- Written problem
Copy out each line in the material below that has the word "SOILS".

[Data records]
start
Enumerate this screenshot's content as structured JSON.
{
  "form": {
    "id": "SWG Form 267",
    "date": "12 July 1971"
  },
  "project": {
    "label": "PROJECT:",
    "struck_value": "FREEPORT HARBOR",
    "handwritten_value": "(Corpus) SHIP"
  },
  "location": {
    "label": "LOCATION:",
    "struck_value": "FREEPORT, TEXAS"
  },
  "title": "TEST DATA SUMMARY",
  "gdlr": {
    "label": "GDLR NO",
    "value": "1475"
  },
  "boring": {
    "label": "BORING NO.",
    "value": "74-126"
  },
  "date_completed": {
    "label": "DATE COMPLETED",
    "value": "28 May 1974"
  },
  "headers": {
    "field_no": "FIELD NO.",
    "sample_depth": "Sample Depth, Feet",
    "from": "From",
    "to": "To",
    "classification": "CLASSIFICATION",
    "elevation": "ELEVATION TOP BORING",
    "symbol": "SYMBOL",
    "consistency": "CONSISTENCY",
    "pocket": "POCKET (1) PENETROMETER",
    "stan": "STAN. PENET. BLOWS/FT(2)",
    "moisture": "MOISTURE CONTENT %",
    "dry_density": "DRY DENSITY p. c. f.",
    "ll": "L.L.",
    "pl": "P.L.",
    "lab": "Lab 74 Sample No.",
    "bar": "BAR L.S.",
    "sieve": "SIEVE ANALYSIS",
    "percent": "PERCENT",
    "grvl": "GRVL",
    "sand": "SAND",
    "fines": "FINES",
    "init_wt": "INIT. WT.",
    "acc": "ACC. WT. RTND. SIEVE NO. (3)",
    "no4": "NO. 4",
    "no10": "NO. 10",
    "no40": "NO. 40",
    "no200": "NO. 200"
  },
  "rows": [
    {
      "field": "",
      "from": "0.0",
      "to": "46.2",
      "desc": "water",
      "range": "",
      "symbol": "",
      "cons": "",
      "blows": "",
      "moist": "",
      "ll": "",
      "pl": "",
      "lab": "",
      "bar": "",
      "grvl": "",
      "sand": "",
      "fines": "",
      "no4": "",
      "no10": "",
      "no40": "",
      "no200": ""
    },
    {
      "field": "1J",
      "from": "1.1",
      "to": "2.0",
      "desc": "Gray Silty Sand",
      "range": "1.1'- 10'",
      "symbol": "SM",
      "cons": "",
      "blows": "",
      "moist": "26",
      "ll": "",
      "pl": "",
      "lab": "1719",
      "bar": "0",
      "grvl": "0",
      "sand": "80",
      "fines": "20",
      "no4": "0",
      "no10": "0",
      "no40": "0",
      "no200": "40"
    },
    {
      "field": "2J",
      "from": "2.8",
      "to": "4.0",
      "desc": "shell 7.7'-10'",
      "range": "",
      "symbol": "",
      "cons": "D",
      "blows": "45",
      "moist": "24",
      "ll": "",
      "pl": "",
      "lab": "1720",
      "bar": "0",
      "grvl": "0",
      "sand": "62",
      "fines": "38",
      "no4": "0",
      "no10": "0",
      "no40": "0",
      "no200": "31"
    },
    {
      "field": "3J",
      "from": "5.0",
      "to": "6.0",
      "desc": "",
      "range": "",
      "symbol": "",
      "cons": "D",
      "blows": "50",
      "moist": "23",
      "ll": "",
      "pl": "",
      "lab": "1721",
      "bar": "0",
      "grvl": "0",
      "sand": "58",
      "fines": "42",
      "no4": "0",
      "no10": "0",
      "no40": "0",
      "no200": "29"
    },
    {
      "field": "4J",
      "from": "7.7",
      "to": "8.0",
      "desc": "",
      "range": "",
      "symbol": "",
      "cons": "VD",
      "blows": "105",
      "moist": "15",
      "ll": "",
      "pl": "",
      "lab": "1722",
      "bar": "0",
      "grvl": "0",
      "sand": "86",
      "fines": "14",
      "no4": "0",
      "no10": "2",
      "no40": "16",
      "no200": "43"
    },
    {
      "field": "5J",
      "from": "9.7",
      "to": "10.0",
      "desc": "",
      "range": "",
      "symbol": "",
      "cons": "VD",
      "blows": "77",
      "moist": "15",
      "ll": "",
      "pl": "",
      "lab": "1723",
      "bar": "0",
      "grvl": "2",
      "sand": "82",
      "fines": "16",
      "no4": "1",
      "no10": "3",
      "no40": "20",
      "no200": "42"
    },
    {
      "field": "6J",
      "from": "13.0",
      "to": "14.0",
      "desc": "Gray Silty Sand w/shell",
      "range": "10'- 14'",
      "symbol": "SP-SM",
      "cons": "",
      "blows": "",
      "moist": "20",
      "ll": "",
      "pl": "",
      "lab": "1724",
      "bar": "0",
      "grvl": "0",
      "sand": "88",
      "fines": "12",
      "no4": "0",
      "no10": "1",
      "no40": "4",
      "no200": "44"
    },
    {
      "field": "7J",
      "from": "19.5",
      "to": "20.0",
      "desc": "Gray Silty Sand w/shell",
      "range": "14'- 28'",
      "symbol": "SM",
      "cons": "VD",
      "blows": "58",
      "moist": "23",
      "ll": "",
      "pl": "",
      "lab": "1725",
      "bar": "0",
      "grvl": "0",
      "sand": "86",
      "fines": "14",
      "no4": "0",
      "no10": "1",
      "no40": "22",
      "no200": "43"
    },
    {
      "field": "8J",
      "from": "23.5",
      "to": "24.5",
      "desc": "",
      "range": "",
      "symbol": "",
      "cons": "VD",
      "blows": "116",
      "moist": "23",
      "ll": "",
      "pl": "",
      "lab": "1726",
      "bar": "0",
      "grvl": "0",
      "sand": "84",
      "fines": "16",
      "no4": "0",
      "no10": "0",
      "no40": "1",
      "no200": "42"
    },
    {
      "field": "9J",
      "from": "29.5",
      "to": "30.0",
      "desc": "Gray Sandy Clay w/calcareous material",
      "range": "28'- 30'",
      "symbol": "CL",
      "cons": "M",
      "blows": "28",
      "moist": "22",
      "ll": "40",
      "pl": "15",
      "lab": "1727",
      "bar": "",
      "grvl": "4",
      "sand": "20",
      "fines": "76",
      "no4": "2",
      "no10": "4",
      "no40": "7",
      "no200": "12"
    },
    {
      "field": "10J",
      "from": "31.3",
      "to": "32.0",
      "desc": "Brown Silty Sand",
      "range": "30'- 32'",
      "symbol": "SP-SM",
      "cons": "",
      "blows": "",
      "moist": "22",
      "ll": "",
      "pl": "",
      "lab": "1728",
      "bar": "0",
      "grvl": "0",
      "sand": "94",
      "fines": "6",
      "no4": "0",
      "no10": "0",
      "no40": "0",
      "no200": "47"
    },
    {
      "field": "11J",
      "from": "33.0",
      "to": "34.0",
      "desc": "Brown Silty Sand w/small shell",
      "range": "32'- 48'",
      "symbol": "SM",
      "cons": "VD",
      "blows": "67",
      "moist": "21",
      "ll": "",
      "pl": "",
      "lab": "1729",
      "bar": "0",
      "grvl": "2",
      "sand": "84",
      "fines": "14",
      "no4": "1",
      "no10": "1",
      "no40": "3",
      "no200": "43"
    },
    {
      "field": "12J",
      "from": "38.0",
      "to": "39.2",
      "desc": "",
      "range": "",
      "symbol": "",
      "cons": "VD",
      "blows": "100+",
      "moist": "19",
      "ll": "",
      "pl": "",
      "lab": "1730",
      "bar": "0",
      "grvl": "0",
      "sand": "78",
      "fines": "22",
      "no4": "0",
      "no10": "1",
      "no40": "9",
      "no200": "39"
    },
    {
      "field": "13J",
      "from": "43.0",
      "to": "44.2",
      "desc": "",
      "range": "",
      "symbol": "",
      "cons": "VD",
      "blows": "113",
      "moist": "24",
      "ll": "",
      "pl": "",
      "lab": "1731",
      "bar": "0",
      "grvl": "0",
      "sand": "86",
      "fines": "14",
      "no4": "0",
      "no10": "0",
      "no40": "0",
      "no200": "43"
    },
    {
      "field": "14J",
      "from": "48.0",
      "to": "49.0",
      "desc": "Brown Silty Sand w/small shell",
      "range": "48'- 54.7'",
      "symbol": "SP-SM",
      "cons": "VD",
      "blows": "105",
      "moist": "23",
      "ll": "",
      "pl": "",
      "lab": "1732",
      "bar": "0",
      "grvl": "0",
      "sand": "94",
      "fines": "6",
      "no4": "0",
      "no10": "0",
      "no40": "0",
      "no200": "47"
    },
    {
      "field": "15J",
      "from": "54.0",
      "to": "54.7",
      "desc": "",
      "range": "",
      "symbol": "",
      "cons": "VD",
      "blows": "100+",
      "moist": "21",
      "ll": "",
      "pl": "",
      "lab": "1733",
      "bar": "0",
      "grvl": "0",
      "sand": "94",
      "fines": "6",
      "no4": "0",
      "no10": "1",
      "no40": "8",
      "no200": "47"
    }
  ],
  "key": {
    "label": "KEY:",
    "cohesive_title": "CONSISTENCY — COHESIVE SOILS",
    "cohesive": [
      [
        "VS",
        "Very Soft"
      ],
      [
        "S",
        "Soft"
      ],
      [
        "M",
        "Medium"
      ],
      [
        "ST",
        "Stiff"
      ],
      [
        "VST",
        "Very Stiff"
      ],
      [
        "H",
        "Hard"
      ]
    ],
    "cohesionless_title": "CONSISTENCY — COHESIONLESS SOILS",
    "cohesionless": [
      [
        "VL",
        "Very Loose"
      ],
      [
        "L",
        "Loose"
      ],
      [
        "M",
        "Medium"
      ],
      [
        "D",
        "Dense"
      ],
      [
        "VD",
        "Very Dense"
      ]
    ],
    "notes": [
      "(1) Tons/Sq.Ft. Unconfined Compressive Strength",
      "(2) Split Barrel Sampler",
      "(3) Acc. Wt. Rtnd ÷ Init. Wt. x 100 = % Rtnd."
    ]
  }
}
end
- Task answer
    "cohesive_title": "CONSISTENCY — COHESIVE SOILS",
    "cohesionless_title": "CONSISTENCY — COHESIONLESS SOILS",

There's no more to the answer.